◆ **Input material**:
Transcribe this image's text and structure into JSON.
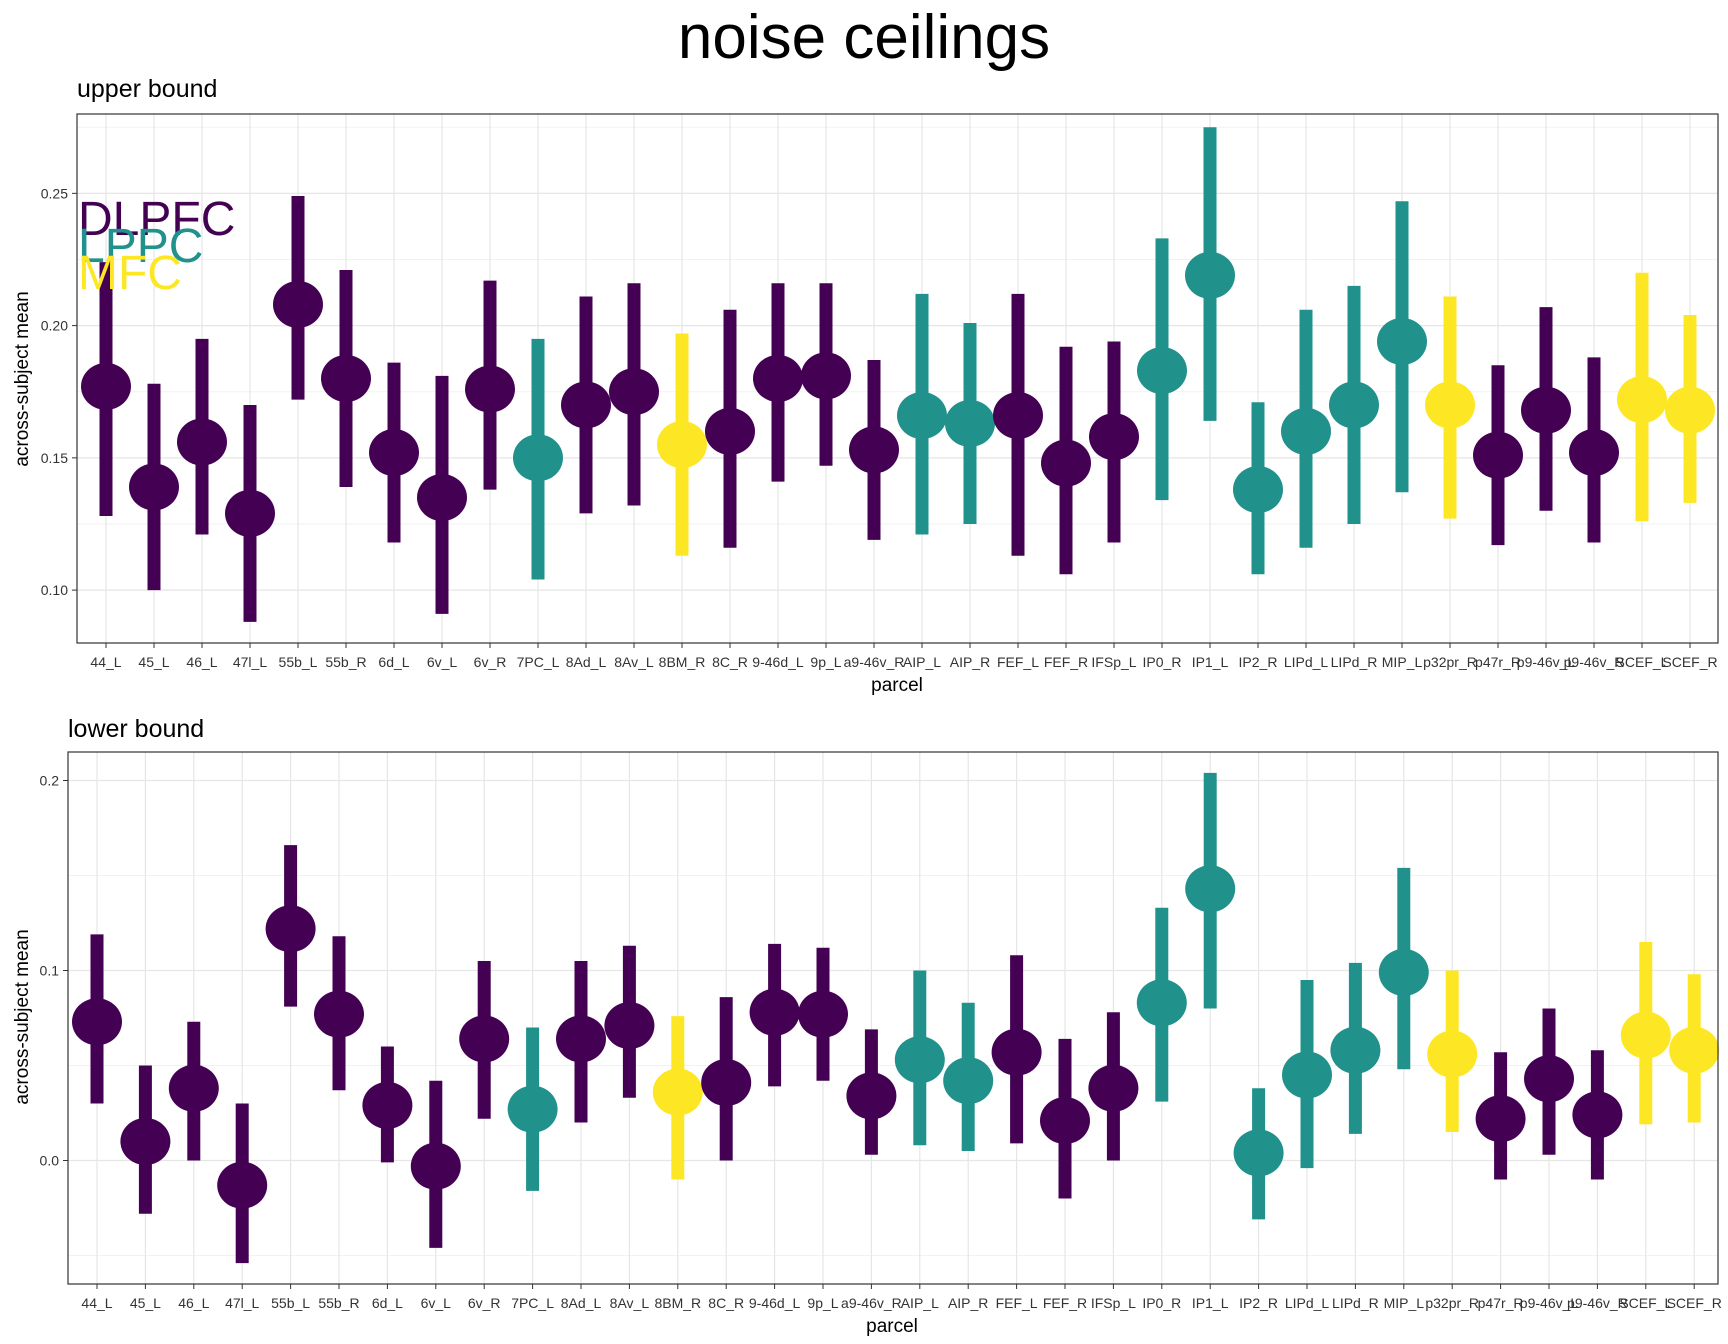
{
  "title": "noise ceilings",
  "colors": {
    "DLPFC": "#440154",
    "LPPC": "#21918c",
    "MFC": "#fde725"
  },
  "legend": [
    "DLPFC",
    "LPPC",
    "MFC"
  ],
  "chart_data": [
    {
      "type": "scatter",
      "title": "upper bound",
      "xlabel": "parcel",
      "ylabel": "across-subject mean",
      "ylim": [
        0.08,
        0.28
      ],
      "yticks": [
        "0.10",
        "0.15",
        "0.20",
        "0.25"
      ],
      "grid": true,
      "categories": [
        "44_L",
        "45_L",
        "46_L",
        "47l_L",
        "55b_L",
        "55b_R",
        "6d_L",
        "6v_L",
        "6v_R",
        "7PC_L",
        "8Ad_L",
        "8Av_L",
        "8BM_R",
        "8C_R",
        "9-46d_L",
        "9p_L",
        "a9-46v_R",
        "AIP_L",
        "AIP_R",
        "FEF_L",
        "FEF_R",
        "IFSp_L",
        "IP0_R",
        "IP1_L",
        "IP2_R",
        "LIPd_L",
        "LIPd_R",
        "MIP_L",
        "p32pr_R",
        "p47r_R",
        "p9-46v_L",
        "p9-46v_R",
        "SCEF_L",
        "SCEF_R"
      ],
      "groups": [
        "DLPFC",
        "DLPFC",
        "DLPFC",
        "DLPFC",
        "DLPFC",
        "DLPFC",
        "DLPFC",
        "DLPFC",
        "DLPFC",
        "LPPC",
        "DLPFC",
        "DLPFC",
        "MFC",
        "DLPFC",
        "DLPFC",
        "DLPFC",
        "DLPFC",
        "LPPC",
        "LPPC",
        "DLPFC",
        "DLPFC",
        "DLPFC",
        "LPPC",
        "LPPC",
        "LPPC",
        "LPPC",
        "LPPC",
        "LPPC",
        "MFC",
        "DLPFC",
        "DLPFC",
        "DLPFC",
        "MFC",
        "MFC"
      ],
      "values": [
        0.177,
        0.139,
        0.156,
        0.129,
        0.208,
        0.18,
        0.152,
        0.135,
        0.176,
        0.15,
        0.17,
        0.175,
        0.155,
        0.16,
        0.18,
        0.181,
        0.153,
        0.166,
        0.163,
        0.166,
        0.148,
        0.158,
        0.183,
        0.219,
        0.138,
        0.16,
        0.17,
        0.194,
        0.17,
        0.151,
        0.168,
        0.152,
        0.172,
        0.168
      ],
      "lower": [
        0.128,
        0.1,
        0.121,
        0.088,
        0.172,
        0.139,
        0.118,
        0.091,
        0.138,
        0.104,
        0.129,
        0.132,
        0.113,
        0.116,
        0.141,
        0.147,
        0.119,
        0.121,
        0.125,
        0.113,
        0.106,
        0.118,
        0.134,
        0.164,
        0.106,
        0.116,
        0.125,
        0.137,
        0.127,
        0.117,
        0.13,
        0.118,
        0.126,
        0.133
      ],
      "upper": [
        0.224,
        0.178,
        0.195,
        0.17,
        0.249,
        0.221,
        0.186,
        0.181,
        0.217,
        0.195,
        0.211,
        0.216,
        0.197,
        0.206,
        0.216,
        0.216,
        0.187,
        0.212,
        0.201,
        0.212,
        0.192,
        0.194,
        0.233,
        0.275,
        0.171,
        0.206,
        0.215,
        0.247,
        0.211,
        0.185,
        0.207,
        0.188,
        0.22,
        0.204
      ]
    },
    {
      "type": "scatter",
      "title": "lower bound",
      "xlabel": "parcel",
      "ylabel": "across-subject mean",
      "ylim": [
        -0.065,
        0.215
      ],
      "yticks": [
        "0.0",
        "0.1",
        "0.2"
      ],
      "grid": true,
      "categories": [
        "44_L",
        "45_L",
        "46_L",
        "47l_L",
        "55b_L",
        "55b_R",
        "6d_L",
        "6v_L",
        "6v_R",
        "7PC_L",
        "8Ad_L",
        "8Av_L",
        "8BM_R",
        "8C_R",
        "9-46d_L",
        "9p_L",
        "a9-46v_R",
        "AIP_L",
        "AIP_R",
        "FEF_L",
        "FEF_R",
        "IFSp_L",
        "IP0_R",
        "IP1_L",
        "IP2_R",
        "LIPd_L",
        "LIPd_R",
        "MIP_L",
        "p32pr_R",
        "p47r_R",
        "p9-46v_L",
        "p9-46v_R",
        "SCEF_L",
        "SCEF_R"
      ],
      "groups": [
        "DLPFC",
        "DLPFC",
        "DLPFC",
        "DLPFC",
        "DLPFC",
        "DLPFC",
        "DLPFC",
        "DLPFC",
        "DLPFC",
        "LPPC",
        "DLPFC",
        "DLPFC",
        "MFC",
        "DLPFC",
        "DLPFC",
        "DLPFC",
        "DLPFC",
        "LPPC",
        "LPPC",
        "DLPFC",
        "DLPFC",
        "DLPFC",
        "LPPC",
        "LPPC",
        "LPPC",
        "LPPC",
        "LPPC",
        "LPPC",
        "MFC",
        "DLPFC",
        "DLPFC",
        "DLPFC",
        "MFC",
        "MFC"
      ],
      "values": [
        0.073,
        0.01,
        0.038,
        -0.013,
        0.122,
        0.077,
        0.029,
        -0.003,
        0.064,
        0.027,
        0.064,
        0.071,
        0.036,
        0.041,
        0.078,
        0.077,
        0.034,
        0.053,
        0.042,
        0.057,
        0.021,
        0.038,
        0.083,
        0.143,
        0.004,
        0.045,
        0.058,
        0.099,
        0.056,
        0.022,
        0.043,
        0.024,
        0.066,
        0.058
      ],
      "lower": [
        0.03,
        -0.028,
        0.0,
        -0.054,
        0.081,
        0.037,
        -0.001,
        -0.046,
        0.022,
        -0.016,
        0.02,
        0.033,
        -0.01,
        0.0,
        0.039,
        0.042,
        0.003,
        0.008,
        0.005,
        0.009,
        -0.02,
        0.0,
        0.031,
        0.08,
        -0.031,
        -0.004,
        0.014,
        0.048,
        0.015,
        -0.01,
        0.003,
        -0.01,
        0.019,
        0.02
      ],
      "upper": [
        0.119,
        0.05,
        0.073,
        0.03,
        0.166,
        0.118,
        0.06,
        0.042,
        0.105,
        0.07,
        0.105,
        0.113,
        0.076,
        0.086,
        0.114,
        0.112,
        0.069,
        0.1,
        0.083,
        0.108,
        0.064,
        0.078,
        0.133,
        0.204,
        0.038,
        0.095,
        0.104,
        0.154,
        0.1,
        0.057,
        0.08,
        0.058,
        0.115,
        0.098
      ]
    }
  ]
}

◆ **Stated goal**: Go through the listing above and quote it exactly, apart from its images.

◆ **Final answer**:
Transcribe this image's text and structure into JSON.
{
  "title": "noise ceilings",
  "colors": {
    "DLPFC": "#440154",
    "LPPC": "#21918c",
    "MFC": "#fde725"
  },
  "legend": [
    "DLPFC",
    "LPPC",
    "MFC"
  ],
  "chart_data": [
    {
      "type": "scatter",
      "title": "upper bound",
      "xlabel": "parcel",
      "ylabel": "across-subject mean",
      "ylim": [
        0.08,
        0.28
      ],
      "yticks": [
        "0.10",
        "0.15",
        "0.20",
        "0.25"
      ],
      "grid": true,
      "categories": [
        "44_L",
        "45_L",
        "46_L",
        "47l_L",
        "55b_L",
        "55b_R",
        "6d_L",
        "6v_L",
        "6v_R",
        "7PC_L",
        "8Ad_L",
        "8Av_L",
        "8BM_R",
        "8C_R",
        "9-46d_L",
        "9p_L",
        "a9-46v_R",
        "AIP_L",
        "AIP_R",
        "FEF_L",
        "FEF_R",
        "IFSp_L",
        "IP0_R",
        "IP1_L",
        "IP2_R",
        "LIPd_L",
        "LIPd_R",
        "MIP_L",
        "p32pr_R",
        "p47r_R",
        "p9-46v_L",
        "p9-46v_R",
        "SCEF_L",
        "SCEF_R"
      ],
      "groups": [
        "DLPFC",
        "DLPFC",
        "DLPFC",
        "DLPFC",
        "DLPFC",
        "DLPFC",
        "DLPFC",
        "DLPFC",
        "DLPFC",
        "LPPC",
        "DLPFC",
        "DLPFC",
        "MFC",
        "DLPFC",
        "DLPFC",
        "DLPFC",
        "DLPFC",
        "LPPC",
        "LPPC",
        "DLPFC",
        "DLPFC",
        "DLPFC",
        "LPPC",
        "LPPC",
        "LPPC",
        "LPPC",
        "LPPC",
        "LPPC",
        "MFC",
        "DLPFC",
        "DLPFC",
        "DLPFC",
        "MFC",
        "MFC"
      ],
      "values": [
        0.177,
        0.139,
        0.156,
        0.129,
        0.208,
        0.18,
        0.152,
        0.135,
        0.176,
        0.15,
        0.17,
        0.175,
        0.155,
        0.16,
        0.18,
        0.181,
        0.153,
        0.166,
        0.163,
        0.166,
        0.148,
        0.158,
        0.183,
        0.219,
        0.138,
        0.16,
        0.17,
        0.194,
        0.17,
        0.151,
        0.168,
        0.152,
        0.172,
        0.168
      ],
      "lower": [
        0.128,
        0.1,
        0.121,
        0.088,
        0.172,
        0.139,
        0.118,
        0.091,
        0.138,
        0.104,
        0.129,
        0.132,
        0.113,
        0.116,
        0.141,
        0.147,
        0.119,
        0.121,
        0.125,
        0.113,
        0.106,
        0.118,
        0.134,
        0.164,
        0.106,
        0.116,
        0.125,
        0.137,
        0.127,
        0.117,
        0.13,
        0.118,
        0.126,
        0.133
      ],
      "upper": [
        0.224,
        0.178,
        0.195,
        0.17,
        0.249,
        0.221,
        0.186,
        0.181,
        0.217,
        0.195,
        0.211,
        0.216,
        0.197,
        0.206,
        0.216,
        0.216,
        0.187,
        0.212,
        0.201,
        0.212,
        0.192,
        0.194,
        0.233,
        0.275,
        0.171,
        0.206,
        0.215,
        0.247,
        0.211,
        0.185,
        0.207,
        0.188,
        0.22,
        0.204
      ]
    },
    {
      "type": "scatter",
      "title": "lower bound",
      "xlabel": "parcel",
      "ylabel": "across-subject mean",
      "ylim": [
        -0.065,
        0.215
      ],
      "yticks": [
        "0.0",
        "0.1",
        "0.2"
      ],
      "grid": true,
      "categories": [
        "44_L",
        "45_L",
        "46_L",
        "47l_L",
        "55b_L",
        "55b_R",
        "6d_L",
        "6v_L",
        "6v_R",
        "7PC_L",
        "8Ad_L",
        "8Av_L",
        "8BM_R",
        "8C_R",
        "9-46d_L",
        "9p_L",
        "a9-46v_R",
        "AIP_L",
        "AIP_R",
        "FEF_L",
        "FEF_R",
        "IFSp_L",
        "IP0_R",
        "IP1_L",
        "IP2_R",
        "LIPd_L",
        "LIPd_R",
        "MIP_L",
        "p32pr_R",
        "p47r_R",
        "p9-46v_L",
        "p9-46v_R",
        "SCEF_L",
        "SCEF_R"
      ],
      "groups": [
        "DLPFC",
        "DLPFC",
        "DLPFC",
        "DLPFC",
        "DLPFC",
        "DLPFC",
        "DLPFC",
        "DLPFC",
        "DLPFC",
        "LPPC",
        "DLPFC",
        "DLPFC",
        "MFC",
        "DLPFC",
        "DLPFC",
        "DLPFC",
        "DLPFC",
        "LPPC",
        "LPPC",
        "DLPFC",
        "DLPFC",
        "DLPFC",
        "LPPC",
        "LPPC",
        "LPPC",
        "LPPC",
        "LPPC",
        "LPPC",
        "MFC",
        "DLPFC",
        "DLPFC",
        "DLPFC",
        "MFC",
        "MFC"
      ],
      "values": [
        0.073,
        0.01,
        0.038,
        -0.013,
        0.122,
        0.077,
        0.029,
        -0.003,
        0.064,
        0.027,
        0.064,
        0.071,
        0.036,
        0.041,
        0.078,
        0.077,
        0.034,
        0.053,
        0.042,
        0.057,
        0.021,
        0.038,
        0.083,
        0.143,
        0.004,
        0.045,
        0.058,
        0.099,
        0.056,
        0.022,
        0.043,
        0.024,
        0.066,
        0.058
      ],
      "lower": [
        0.03,
        -0.028,
        0.0,
        -0.054,
        0.081,
        0.037,
        -0.001,
        -0.046,
        0.022,
        -0.016,
        0.02,
        0.033,
        -0.01,
        0.0,
        0.039,
        0.042,
        0.003,
        0.008,
        0.005,
        0.009,
        -0.02,
        0.0,
        0.031,
        0.08,
        -0.031,
        -0.004,
        0.014,
        0.048,
        0.015,
        -0.01,
        0.003,
        -0.01,
        0.019,
        0.02
      ],
      "upper": [
        0.119,
        0.05,
        0.073,
        0.03,
        0.166,
        0.118,
        0.06,
        0.042,
        0.105,
        0.07,
        0.105,
        0.113,
        0.076,
        0.086,
        0.114,
        0.112,
        0.069,
        0.1,
        0.083,
        0.108,
        0.064,
        0.078,
        0.133,
        0.204,
        0.038,
        0.095,
        0.104,
        0.154,
        0.1,
        0.057,
        0.08,
        0.058,
        0.115,
        0.098
      ]
    }
  ]
}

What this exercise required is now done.